▸ **Figure dataset records**
------------------------------------
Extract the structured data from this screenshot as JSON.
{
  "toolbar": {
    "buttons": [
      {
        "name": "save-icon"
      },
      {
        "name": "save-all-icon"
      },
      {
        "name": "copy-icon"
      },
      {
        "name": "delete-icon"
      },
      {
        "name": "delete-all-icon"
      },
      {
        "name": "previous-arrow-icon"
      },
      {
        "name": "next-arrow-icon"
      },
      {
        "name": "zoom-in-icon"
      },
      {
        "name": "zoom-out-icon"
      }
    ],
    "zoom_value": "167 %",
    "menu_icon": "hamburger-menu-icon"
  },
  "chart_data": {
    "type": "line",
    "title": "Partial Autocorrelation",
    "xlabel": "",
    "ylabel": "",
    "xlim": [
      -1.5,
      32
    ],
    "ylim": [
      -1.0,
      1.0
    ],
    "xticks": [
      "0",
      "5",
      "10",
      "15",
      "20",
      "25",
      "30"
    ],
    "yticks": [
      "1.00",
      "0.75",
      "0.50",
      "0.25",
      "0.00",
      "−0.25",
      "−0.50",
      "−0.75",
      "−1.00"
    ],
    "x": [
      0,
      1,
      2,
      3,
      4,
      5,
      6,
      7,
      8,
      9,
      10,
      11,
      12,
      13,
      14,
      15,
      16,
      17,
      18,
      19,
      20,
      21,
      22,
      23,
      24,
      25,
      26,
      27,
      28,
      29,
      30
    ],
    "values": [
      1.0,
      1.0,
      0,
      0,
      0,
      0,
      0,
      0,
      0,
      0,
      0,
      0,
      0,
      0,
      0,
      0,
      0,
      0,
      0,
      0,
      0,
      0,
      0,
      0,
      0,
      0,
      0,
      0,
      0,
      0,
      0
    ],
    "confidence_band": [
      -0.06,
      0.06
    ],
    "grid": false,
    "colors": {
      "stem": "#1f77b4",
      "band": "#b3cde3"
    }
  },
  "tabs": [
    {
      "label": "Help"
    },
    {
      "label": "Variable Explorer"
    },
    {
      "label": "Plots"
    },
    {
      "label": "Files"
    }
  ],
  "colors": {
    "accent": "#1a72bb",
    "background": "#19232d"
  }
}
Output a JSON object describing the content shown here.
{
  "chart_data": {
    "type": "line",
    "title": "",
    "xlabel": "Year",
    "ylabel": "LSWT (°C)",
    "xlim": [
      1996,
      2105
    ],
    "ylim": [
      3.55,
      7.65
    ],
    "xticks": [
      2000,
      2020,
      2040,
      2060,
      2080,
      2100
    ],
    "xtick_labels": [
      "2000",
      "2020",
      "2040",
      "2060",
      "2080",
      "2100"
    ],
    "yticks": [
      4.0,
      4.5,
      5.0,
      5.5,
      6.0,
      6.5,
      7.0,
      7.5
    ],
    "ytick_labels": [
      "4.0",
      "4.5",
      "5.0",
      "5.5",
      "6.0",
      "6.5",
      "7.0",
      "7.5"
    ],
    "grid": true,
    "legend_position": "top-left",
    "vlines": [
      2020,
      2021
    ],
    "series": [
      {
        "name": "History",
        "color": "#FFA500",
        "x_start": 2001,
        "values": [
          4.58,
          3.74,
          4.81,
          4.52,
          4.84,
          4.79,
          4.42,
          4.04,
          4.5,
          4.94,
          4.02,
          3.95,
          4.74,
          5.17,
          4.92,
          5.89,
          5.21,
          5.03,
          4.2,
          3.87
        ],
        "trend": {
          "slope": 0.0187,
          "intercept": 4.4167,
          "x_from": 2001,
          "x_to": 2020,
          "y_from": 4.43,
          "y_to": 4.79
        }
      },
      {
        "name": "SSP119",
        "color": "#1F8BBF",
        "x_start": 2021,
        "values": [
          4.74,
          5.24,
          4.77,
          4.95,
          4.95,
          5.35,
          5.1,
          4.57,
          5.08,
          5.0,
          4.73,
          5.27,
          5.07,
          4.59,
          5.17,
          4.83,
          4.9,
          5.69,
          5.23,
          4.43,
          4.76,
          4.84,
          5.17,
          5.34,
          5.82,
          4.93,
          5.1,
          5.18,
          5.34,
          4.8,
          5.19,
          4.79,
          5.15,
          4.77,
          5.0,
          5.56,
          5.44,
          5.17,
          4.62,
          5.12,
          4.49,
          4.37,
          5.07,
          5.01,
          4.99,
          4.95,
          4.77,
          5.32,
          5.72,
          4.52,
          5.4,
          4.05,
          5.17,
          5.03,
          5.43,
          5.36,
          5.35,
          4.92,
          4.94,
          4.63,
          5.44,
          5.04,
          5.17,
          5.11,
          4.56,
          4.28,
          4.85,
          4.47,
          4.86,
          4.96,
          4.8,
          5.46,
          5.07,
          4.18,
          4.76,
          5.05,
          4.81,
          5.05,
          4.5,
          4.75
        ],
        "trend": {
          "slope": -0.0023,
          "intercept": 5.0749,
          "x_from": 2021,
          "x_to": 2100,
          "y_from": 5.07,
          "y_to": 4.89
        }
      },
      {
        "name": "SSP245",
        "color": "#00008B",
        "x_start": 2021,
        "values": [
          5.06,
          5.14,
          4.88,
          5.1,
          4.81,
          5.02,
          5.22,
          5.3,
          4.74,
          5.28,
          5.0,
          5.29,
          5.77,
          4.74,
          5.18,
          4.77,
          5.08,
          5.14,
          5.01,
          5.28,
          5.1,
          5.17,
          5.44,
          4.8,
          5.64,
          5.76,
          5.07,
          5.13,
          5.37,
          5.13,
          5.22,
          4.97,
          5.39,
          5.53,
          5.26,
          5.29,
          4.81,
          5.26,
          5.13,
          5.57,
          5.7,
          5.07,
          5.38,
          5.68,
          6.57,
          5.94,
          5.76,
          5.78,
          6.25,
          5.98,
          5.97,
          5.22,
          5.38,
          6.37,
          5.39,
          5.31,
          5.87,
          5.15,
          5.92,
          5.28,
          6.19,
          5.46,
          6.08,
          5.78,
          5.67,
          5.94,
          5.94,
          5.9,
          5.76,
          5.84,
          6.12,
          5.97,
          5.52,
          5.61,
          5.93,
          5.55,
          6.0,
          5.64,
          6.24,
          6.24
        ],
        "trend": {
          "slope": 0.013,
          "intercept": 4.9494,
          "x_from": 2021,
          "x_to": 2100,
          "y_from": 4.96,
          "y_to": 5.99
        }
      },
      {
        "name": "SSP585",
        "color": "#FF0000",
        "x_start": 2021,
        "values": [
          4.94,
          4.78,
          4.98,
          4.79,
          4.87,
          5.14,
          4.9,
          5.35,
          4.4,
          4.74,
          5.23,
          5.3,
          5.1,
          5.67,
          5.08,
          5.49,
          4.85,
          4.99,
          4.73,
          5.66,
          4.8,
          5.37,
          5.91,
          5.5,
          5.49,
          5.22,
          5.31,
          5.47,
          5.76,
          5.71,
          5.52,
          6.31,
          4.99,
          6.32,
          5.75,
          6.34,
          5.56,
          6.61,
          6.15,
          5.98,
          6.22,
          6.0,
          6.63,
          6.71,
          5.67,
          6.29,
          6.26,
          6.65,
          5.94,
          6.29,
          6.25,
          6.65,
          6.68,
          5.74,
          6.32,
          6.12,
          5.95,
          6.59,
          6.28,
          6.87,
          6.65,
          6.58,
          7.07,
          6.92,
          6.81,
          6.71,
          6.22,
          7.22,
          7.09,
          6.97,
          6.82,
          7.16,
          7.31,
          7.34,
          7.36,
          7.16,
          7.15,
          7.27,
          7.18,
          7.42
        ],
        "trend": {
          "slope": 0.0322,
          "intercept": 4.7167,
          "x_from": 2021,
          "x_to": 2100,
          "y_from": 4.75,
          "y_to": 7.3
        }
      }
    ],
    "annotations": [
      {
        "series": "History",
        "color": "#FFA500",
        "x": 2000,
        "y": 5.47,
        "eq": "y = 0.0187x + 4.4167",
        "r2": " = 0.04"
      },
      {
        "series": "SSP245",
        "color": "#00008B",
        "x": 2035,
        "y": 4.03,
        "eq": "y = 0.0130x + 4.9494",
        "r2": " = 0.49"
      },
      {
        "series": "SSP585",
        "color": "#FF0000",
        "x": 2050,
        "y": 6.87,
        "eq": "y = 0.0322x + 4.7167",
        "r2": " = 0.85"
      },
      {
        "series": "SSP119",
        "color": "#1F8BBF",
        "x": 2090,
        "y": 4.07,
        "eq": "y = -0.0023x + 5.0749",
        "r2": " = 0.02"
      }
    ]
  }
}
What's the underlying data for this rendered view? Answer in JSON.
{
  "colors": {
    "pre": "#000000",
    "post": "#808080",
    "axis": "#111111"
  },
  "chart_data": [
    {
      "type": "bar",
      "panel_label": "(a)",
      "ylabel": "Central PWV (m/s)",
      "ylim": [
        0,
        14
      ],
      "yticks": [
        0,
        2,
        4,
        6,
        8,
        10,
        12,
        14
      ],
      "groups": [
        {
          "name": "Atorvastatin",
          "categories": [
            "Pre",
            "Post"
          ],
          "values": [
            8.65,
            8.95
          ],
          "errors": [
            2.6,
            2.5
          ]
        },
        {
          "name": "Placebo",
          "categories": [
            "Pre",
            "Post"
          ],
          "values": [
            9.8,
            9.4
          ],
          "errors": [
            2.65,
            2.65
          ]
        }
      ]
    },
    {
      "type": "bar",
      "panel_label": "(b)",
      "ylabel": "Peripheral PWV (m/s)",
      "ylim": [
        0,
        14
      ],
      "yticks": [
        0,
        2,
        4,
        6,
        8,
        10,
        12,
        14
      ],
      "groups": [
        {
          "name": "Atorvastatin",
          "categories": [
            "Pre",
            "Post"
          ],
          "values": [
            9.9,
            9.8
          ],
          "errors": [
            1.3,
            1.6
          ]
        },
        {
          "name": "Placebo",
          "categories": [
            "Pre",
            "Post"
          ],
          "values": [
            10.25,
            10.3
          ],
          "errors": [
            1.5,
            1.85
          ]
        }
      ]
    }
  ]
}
------------------------------------
▸ **THE TASK**
Using the listing above, show each line holding the string "this".

▸ **OUTPUT OF THE EXERCISE**
Extract the structured data from this screenshot as JSON.
What's the underlying data for this rendered view? Answer in JSON.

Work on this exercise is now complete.